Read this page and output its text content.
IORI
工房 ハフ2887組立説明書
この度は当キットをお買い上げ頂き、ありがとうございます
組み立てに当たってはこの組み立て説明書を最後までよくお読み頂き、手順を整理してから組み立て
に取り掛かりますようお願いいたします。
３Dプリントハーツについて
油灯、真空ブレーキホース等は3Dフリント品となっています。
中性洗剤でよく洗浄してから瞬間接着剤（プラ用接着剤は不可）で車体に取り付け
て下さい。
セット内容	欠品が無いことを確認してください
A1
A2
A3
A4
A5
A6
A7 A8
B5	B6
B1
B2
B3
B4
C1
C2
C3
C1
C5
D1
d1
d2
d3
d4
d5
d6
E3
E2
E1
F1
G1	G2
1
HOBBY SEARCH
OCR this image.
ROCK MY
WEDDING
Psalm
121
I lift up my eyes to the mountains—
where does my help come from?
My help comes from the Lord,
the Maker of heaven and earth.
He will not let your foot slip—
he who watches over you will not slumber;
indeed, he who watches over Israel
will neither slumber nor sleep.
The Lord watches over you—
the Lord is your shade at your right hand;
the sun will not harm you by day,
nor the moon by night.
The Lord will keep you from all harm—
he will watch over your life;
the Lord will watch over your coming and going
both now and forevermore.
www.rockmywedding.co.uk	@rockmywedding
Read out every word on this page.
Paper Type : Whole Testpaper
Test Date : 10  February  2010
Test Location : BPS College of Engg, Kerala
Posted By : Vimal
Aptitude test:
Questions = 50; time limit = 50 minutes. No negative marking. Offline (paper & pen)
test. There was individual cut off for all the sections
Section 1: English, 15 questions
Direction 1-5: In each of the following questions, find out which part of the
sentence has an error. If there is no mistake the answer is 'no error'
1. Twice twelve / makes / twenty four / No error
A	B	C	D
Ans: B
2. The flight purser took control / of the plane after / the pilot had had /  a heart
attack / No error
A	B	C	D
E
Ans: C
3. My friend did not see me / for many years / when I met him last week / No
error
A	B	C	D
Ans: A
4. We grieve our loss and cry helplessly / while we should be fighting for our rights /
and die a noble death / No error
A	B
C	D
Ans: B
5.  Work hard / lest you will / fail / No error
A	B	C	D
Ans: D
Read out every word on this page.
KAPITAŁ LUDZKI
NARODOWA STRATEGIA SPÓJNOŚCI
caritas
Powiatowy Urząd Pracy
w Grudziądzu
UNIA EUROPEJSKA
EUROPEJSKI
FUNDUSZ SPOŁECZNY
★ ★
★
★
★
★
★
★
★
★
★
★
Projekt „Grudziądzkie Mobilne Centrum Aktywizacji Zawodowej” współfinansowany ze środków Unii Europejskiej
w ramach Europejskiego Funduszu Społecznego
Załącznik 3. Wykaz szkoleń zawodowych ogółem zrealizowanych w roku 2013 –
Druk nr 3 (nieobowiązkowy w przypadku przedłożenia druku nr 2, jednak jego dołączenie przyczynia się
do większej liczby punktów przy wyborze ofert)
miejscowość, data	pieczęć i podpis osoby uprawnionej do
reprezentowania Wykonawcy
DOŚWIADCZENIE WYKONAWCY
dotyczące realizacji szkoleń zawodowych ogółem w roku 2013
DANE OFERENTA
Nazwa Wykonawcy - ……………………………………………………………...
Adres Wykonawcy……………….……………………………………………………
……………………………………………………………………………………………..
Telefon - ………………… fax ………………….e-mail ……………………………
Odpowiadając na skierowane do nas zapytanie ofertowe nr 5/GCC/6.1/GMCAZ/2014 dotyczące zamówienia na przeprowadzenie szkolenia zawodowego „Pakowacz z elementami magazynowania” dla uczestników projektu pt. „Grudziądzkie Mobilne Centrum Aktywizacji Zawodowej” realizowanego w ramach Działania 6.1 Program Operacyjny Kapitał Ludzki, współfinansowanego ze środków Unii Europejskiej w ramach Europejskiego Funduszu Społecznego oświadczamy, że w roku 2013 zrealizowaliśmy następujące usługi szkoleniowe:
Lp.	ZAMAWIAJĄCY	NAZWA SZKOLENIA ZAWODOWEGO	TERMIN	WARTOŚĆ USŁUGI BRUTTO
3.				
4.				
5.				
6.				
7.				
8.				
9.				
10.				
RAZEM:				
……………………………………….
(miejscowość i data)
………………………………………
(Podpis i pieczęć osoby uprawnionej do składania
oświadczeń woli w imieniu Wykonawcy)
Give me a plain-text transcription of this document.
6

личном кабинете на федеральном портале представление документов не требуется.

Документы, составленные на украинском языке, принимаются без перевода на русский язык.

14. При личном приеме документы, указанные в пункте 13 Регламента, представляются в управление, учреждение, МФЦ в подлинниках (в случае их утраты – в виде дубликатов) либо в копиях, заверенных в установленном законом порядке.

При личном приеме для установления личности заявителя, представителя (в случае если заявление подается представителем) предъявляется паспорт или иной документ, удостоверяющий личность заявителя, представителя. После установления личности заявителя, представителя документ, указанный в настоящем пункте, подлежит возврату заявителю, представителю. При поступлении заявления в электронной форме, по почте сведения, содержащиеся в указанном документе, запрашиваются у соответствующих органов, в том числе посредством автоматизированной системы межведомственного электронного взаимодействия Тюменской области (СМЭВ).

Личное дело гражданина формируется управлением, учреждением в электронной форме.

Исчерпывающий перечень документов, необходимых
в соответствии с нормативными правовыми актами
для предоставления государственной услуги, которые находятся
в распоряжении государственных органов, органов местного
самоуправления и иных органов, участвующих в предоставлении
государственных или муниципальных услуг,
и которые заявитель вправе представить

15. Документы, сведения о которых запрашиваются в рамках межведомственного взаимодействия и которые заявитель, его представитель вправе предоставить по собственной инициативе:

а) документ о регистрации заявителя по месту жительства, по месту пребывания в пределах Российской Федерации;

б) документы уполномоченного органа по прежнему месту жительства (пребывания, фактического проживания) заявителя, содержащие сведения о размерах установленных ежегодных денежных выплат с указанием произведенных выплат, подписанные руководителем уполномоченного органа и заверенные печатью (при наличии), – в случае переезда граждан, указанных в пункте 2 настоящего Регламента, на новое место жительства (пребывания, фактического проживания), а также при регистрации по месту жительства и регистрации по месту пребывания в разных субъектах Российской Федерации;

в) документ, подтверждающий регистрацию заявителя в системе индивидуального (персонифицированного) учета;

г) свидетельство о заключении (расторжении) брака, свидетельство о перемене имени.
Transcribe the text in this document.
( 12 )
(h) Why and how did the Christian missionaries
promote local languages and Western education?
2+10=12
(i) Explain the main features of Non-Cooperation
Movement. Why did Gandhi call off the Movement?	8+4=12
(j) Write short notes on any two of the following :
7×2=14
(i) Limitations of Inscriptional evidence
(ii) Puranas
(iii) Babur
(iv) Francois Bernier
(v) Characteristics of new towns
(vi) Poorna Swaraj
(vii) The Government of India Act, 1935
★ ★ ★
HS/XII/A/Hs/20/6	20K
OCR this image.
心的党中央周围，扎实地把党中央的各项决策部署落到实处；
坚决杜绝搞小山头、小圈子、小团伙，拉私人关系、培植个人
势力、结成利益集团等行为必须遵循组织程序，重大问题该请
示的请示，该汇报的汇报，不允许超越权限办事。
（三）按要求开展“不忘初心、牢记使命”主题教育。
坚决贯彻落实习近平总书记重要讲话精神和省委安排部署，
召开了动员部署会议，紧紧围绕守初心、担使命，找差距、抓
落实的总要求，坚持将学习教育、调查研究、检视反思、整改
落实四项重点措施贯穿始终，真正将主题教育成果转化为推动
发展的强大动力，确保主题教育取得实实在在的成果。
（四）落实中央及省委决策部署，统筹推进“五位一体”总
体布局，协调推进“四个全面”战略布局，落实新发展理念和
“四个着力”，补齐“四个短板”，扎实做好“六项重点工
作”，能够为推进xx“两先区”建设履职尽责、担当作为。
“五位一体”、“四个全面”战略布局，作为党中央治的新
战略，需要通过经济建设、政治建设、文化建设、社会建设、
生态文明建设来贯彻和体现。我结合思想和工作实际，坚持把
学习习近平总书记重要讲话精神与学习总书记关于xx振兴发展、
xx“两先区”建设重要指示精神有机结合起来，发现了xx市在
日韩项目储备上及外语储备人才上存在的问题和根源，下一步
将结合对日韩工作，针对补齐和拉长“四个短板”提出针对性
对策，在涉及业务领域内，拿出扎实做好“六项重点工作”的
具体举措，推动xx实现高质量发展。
※ ※ ※
■ **Work to be completed**
Check each line of the records for the word "watches" and extract those that contain it.

■ **Exercise solution**
he who watches over you will not slumber;
indeed, he who watches over Israel
The Lord watches over you—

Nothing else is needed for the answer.